> [Task instructions] Rewrite every line of the entries below as a JSON list of strings, one string per line, leaving out blank lines.

Bounding box entries:
.....

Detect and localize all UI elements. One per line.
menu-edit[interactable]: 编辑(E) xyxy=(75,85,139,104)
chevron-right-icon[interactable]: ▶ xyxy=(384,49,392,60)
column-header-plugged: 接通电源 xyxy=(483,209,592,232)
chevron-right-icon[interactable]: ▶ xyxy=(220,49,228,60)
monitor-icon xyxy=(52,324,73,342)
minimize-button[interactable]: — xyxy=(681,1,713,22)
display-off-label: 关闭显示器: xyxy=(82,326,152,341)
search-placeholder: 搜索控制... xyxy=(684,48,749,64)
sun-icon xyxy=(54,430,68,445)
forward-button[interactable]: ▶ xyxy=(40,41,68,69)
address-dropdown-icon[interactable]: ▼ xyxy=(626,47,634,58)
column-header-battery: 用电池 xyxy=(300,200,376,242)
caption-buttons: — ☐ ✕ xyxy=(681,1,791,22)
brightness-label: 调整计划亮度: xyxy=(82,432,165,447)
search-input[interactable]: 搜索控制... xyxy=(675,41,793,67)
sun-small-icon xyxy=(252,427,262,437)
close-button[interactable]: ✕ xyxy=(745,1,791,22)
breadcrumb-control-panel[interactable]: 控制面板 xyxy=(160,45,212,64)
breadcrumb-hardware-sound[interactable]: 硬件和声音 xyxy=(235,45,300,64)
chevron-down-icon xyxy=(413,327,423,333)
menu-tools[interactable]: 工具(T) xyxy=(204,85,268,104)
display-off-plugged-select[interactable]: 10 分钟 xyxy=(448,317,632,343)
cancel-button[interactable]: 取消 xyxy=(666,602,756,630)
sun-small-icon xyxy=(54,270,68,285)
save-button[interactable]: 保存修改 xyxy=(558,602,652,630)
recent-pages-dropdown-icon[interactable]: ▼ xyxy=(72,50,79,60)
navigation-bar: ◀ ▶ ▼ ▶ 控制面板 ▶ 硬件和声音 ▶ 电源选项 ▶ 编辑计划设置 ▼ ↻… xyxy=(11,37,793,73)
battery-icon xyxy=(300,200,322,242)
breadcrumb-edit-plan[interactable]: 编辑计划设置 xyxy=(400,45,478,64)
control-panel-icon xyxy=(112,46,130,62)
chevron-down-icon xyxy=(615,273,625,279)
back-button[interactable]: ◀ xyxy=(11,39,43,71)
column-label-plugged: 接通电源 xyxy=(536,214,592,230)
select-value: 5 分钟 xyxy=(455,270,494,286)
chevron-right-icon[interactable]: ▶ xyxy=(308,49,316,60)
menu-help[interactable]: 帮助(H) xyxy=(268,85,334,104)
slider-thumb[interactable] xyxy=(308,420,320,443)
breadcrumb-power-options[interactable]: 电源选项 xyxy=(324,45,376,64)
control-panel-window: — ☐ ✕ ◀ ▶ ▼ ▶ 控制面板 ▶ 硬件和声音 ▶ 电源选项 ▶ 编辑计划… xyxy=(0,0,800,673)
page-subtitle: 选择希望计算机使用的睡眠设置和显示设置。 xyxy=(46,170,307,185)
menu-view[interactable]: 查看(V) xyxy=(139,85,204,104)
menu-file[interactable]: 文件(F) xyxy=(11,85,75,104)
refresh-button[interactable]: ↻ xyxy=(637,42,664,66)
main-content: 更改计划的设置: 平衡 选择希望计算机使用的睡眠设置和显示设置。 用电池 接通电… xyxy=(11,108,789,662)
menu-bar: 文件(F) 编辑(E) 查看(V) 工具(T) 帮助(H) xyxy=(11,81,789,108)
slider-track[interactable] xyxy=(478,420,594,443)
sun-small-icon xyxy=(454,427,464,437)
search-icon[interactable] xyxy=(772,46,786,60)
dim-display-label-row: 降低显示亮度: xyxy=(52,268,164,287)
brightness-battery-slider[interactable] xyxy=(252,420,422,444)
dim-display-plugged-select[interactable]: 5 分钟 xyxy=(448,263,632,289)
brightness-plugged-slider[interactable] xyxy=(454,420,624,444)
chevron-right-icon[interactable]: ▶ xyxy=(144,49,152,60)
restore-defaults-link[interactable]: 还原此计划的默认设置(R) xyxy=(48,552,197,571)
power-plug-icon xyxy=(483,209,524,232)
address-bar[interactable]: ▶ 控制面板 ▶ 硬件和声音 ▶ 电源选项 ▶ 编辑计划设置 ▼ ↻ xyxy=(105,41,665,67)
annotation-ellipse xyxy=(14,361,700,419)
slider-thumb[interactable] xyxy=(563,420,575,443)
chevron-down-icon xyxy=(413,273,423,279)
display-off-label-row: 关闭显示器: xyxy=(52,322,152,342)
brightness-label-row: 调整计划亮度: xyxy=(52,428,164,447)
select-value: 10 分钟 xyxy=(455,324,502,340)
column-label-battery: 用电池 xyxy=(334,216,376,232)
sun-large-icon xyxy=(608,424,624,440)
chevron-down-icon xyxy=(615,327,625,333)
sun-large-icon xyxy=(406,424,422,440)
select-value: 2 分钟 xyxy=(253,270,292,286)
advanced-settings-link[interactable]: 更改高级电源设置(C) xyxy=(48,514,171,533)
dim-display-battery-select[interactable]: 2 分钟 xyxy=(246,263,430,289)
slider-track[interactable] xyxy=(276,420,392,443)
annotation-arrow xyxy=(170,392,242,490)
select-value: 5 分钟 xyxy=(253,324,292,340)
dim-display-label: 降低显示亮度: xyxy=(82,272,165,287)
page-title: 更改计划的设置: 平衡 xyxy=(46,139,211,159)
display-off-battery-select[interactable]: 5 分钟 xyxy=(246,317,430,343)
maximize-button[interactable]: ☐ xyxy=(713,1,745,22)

.....

> [Full output]
[
  "Detect and localize all UI elements. One per line.",
  "menu-edit[interactable]: 编辑(E) xyxy=(75,85,139,104)",
  "chevron-right-icon[interactable]: ▶ xyxy=(384,49,392,60)",
  "column-header-plugged: 接通电源 xyxy=(483,209,592,232)",
  "chevron-right-icon[interactable]: ▶ xyxy=(220,49,228,60)",
  "monitor-icon xyxy=(52,324,73,342)",
  "minimize-button[interactable]: — xyxy=(681,1,713,22)",
  "display-off-label: 关闭显示器: xyxy=(82,326,152,341)",
  "search-placeholder: 搜索控制... xyxy=(684,48,749,64)",
  "sun-icon xyxy=(54,430,68,445)",
  "forward-button[interactable]: ▶ xyxy=(40,41,68,69)",
  "address-dropdown-icon[interactable]: ▼ xyxy=(626,47,634,58)",
  "column-header-battery: 用电池 xyxy=(300,200,376,242)",
  "caption-buttons: — ☐ ✕ xyxy=(681,1,791,22)",
  "brightness-label: 调整计划亮度: xyxy=(82,432,165,447)",
  "search-input[interactable]: 搜索控制... xyxy=(675,41,793,67)",
  "sun-small-icon xyxy=(252,427,262,437)",
  "close-button[interactable]: ✕ xyxy=(745,1,791,22)",
  "breadcrumb-control-panel[interactable]: 控制面板 xyxy=(160,45,212,64)",
  "breadcrumb-hardware-sound[interactable]: 硬件和声音 xyxy=(235,45,300,64)",
  "chevron-down-icon xyxy=(413,327,423,333)",
  "menu-tools[interactable]: 工具(T) xyxy=(204,85,268,104)",
  "display-off-plugged-select[interactable]: 10 分钟 xyxy=(448,317,632,343)",
  "cancel-button[interactable]: 取消 xyxy=(666,602,756,630)",
  "sun-small-icon xyxy=(54,270,68,285)",
  "save-button[interactable]: 保存修改 xyxy=(558,602,652,630)",
  "recent-pages-dropdown-icon[interactable]: ▼ xyxy=(72,50,79,60)",
  "navigation-bar: ◀ ▶ ▼ ▶ 控制面板 ▶ 硬件和声音 ▶ 电源选项 ▶ 编辑计划设置 ▼ ↻… xyxy=(11,37,793,73)",
  "battery-icon xyxy=(300,200,322,242)",
  "breadcrumb-edit-plan[interactable]: 编辑计划设置 xyxy=(400,45,478,64)",
  "control-panel-icon xyxy=(112,46,130,62)",
  "chevron-down-icon xyxy=(615,273,625,279)",
  "back-button[interactable]: ◀ xyxy=(11,39,43,71)",
  "column-label-plugged: 接通电源 xyxy=(536,214,592,230)",
  "select-value: 5 分钟 xyxy=(455,270,494,286)",
  "chevron-right-icon[interactable]: ▶ xyxy=(308,49,316,60)",
  "menu-help[interactable]: 帮助(H) xyxy=(268,85,334,104)",
  "slider-thumb[interactable] xyxy=(308,420,320,443)",
  "breadcrumb-power-options[interactable]: 电源选项 xyxy=(324,45,376,64)",
  "control-panel-window: — ☐ ✕ ◀ ▶ ▼ ▶ 控制面板 ▶ 硬件和声音 ▶ 电源选项 ▶ 编辑计划… xyxy=(0,0,800,673)",
  "page-subtitle: 选择希望计算机使用的睡眠设置和显示设置。 xyxy=(46,170,307,185)",
  "menu-view[interactable]: 查看(V) xyxy=(139,85,204,104)",
  "menu-file[interactable]: 文件(F) xyxy=(11,85,75,104)",
  "refresh-button[interactable]: ↻ xyxy=(637,42,664,66)",
  "main-content: 更改计划的设置: 平衡 选择希望计算机使用的睡眠设置和显示设置。 用电池 接通电… xyxy=(11,108,789,662)",
  "menu-bar: 文件(F) 编辑(E) 查看(V) 工具(T) 帮助(H) xyxy=(11,81,789,108)",
  "slider-track[interactable] xyxy=(478,420,594,443)",
  "sun-small-icon xyxy=(454,427,464,437)",
  "search-icon[interactable] xyxy=(772,46,786,60)",
  "dim-display-label-row: 降低显示亮度: xyxy=(52,268,164,287)",
  "brightness-battery-slider[interactable] xyxy=(252,420,422,444)",
  "dim-display-plugged-select[interactable]: 5 分钟 xyxy=(448,263,632,289)",
  "brightness-plugged-slider[interactable] xyxy=(454,420,624,444)",
  "chevron-right-icon[interactable]: ▶ xyxy=(144,49,152,60)",
  "restore-defaults-link[interactable]: 还原此计划的默认设置(R) xyxy=(48,552,197,571)",
  "power-plug-icon xyxy=(483,209,524,232)",
  "address-bar[interactable]: ▶ 控制面板 ▶ 硬件和声音 ▶ 电源选项 ▶ 编辑计划设置 ▼ ↻ xyxy=(105,41,665,67)",
  "annotation-ellipse xyxy=(14,361,700,419)",
  "slider-thumb[interactable] xyxy=(563,420,575,443)",
  "chevron-down-icon xyxy=(413,273,423,279)",
  "display-off-label-row: 关闭显示器: xyxy=(52,322,152,342)",
  "brightness-label-row: 调整计划亮度: xyxy=(52,428,164,447)",
  "select-value: 10 分钟 xyxy=(455,324,502,340)",
  "column-label-battery: 用电池 xyxy=(334,216,376,232)",
  "sun-large-icon xyxy=(608,424,624,440)",
  "chevron-down-icon xyxy=(615,327,625,333)",
  "sun-large-icon xyxy=(406,424,422,440)",
  "select-value: 2 分钟 xyxy=(253,270,292,286)",
  "advanced-settings-link[interactable]: 更改高级电源设置(C) xyxy=(48,514,171,533)",
  "dim-display-battery-select[interactable]: 2 分钟 xyxy=(246,263,430,289)",
  "slider-track[interactable] xyxy=(276,420,392,443)",
  "annotation-arrow xyxy=(170,392,242,490)",
  "select-value: 5 分钟 xyxy=(253,324,292,340)",
  "dim-display-label: 降低显示亮度: xyxy=(82,272,165,287)",
  "page-title: 更改计划的设置: 平衡 xyxy=(46,139,211,159)",
  "display-off-battery-select[interactable]: 5 分钟 xyxy=(246,317,430,343)",
  "maximize-button[interactable]: ☐ xyxy=(713,1,745,22)"
]